::: RAW RECORDS :::
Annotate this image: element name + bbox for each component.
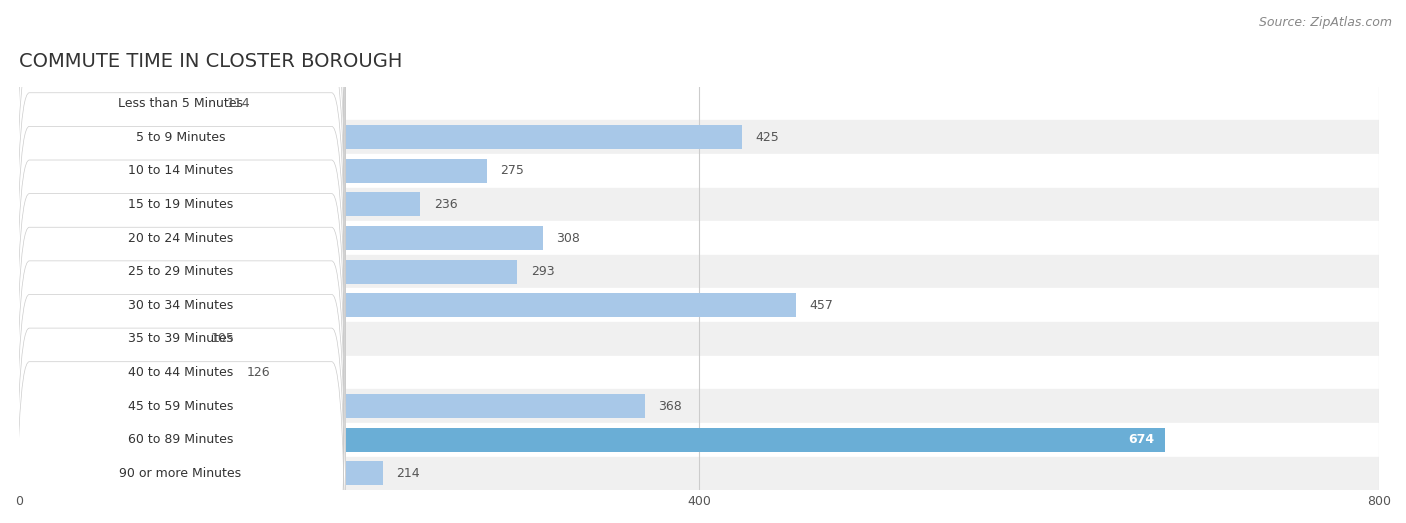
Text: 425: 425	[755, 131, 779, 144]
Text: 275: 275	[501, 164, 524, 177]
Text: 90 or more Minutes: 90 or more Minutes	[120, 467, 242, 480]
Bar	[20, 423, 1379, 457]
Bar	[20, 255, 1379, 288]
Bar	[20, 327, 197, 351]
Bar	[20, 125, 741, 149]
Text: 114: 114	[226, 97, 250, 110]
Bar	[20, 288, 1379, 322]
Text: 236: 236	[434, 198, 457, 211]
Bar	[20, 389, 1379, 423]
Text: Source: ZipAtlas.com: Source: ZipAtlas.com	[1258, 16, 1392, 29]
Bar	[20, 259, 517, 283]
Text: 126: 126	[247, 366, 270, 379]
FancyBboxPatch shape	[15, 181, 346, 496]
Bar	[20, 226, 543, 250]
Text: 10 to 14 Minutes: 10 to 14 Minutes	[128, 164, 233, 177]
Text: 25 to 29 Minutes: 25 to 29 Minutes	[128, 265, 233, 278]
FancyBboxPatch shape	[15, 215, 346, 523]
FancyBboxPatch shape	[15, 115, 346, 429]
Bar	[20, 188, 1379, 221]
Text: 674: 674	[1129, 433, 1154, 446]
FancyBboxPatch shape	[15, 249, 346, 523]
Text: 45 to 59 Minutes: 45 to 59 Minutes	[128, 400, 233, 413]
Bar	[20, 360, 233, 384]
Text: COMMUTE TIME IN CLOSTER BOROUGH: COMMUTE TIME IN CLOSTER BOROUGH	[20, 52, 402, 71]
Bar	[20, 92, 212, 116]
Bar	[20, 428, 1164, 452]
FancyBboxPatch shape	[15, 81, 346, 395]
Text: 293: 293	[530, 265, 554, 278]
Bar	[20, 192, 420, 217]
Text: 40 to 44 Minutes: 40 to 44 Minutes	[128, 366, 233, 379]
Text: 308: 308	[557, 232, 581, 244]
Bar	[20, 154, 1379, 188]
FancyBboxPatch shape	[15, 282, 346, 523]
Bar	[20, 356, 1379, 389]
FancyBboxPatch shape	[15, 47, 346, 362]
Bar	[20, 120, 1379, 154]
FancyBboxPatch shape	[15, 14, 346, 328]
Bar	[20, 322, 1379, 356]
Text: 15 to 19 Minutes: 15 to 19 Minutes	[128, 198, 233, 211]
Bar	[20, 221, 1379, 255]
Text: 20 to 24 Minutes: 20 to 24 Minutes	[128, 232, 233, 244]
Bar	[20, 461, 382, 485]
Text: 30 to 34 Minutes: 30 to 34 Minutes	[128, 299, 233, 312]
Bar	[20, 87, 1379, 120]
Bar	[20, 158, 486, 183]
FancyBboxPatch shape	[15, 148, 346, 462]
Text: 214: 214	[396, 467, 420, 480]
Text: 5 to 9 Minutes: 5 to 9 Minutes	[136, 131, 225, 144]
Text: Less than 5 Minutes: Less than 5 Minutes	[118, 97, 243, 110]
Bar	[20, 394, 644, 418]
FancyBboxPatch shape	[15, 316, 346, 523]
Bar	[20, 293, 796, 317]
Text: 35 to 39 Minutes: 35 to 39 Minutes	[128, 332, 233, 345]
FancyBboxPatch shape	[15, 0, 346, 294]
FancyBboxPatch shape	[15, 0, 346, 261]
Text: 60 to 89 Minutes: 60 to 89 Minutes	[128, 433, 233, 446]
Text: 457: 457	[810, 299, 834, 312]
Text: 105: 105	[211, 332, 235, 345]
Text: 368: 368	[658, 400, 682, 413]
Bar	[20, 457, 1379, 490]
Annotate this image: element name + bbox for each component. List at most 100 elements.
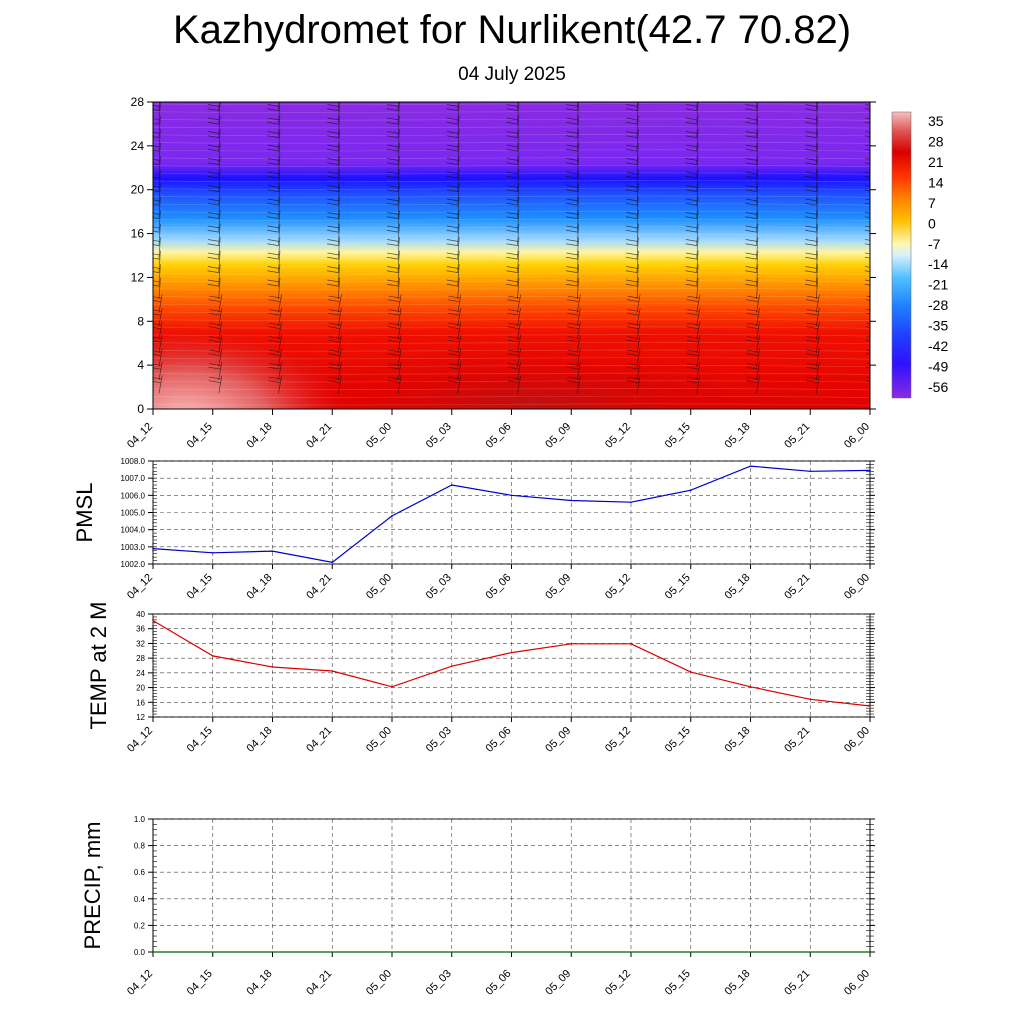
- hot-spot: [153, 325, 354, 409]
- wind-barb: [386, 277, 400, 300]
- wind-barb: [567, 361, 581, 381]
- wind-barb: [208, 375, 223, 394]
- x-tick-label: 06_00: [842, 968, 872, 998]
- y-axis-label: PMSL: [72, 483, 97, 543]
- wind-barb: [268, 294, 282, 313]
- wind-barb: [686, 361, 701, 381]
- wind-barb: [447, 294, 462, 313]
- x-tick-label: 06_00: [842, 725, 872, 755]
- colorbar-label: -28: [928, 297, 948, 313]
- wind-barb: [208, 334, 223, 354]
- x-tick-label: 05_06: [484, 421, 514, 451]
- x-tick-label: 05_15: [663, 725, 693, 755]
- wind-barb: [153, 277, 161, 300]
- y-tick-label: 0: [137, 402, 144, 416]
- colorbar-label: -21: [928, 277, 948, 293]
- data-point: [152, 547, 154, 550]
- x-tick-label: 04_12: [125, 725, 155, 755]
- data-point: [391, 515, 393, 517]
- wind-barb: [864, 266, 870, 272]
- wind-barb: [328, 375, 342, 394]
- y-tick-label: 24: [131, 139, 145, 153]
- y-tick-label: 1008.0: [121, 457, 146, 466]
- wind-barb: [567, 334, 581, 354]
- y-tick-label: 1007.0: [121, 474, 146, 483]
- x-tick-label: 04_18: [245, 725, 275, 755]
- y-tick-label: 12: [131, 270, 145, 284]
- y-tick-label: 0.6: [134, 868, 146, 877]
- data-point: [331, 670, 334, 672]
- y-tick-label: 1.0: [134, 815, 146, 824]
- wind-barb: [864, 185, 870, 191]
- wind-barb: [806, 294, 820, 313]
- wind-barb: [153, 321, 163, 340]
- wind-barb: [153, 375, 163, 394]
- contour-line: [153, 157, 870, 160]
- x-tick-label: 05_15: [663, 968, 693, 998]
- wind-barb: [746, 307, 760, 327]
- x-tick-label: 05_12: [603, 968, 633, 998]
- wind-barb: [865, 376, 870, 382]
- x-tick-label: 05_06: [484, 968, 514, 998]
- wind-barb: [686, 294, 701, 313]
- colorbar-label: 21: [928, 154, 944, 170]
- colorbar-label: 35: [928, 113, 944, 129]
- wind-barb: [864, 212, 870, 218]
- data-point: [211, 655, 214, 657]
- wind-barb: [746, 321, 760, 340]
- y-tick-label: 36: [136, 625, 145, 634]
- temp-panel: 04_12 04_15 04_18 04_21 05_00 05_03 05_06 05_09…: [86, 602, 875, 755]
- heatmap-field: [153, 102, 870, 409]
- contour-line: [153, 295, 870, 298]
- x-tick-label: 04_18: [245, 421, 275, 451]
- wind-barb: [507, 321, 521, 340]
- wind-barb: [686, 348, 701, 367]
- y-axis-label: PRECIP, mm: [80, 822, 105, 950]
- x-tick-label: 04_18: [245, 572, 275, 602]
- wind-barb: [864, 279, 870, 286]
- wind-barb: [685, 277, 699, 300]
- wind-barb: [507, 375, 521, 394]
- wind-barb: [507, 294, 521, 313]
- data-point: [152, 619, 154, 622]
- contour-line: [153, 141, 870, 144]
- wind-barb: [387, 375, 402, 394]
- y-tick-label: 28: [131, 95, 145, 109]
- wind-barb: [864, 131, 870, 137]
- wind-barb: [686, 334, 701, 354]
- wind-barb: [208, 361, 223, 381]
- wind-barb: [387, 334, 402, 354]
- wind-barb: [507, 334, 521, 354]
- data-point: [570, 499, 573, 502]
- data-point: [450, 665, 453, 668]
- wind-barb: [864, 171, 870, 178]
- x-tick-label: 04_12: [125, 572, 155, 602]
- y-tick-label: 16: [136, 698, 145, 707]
:::
Gather every line of the listing above that contains the string "axis" and copy each one out. Letter case counts.

OUTPUT:
- y-axis-label: PMSL: [72, 483, 97, 543]
- y-axis-label: PRECIP, mm: [80, 822, 105, 950]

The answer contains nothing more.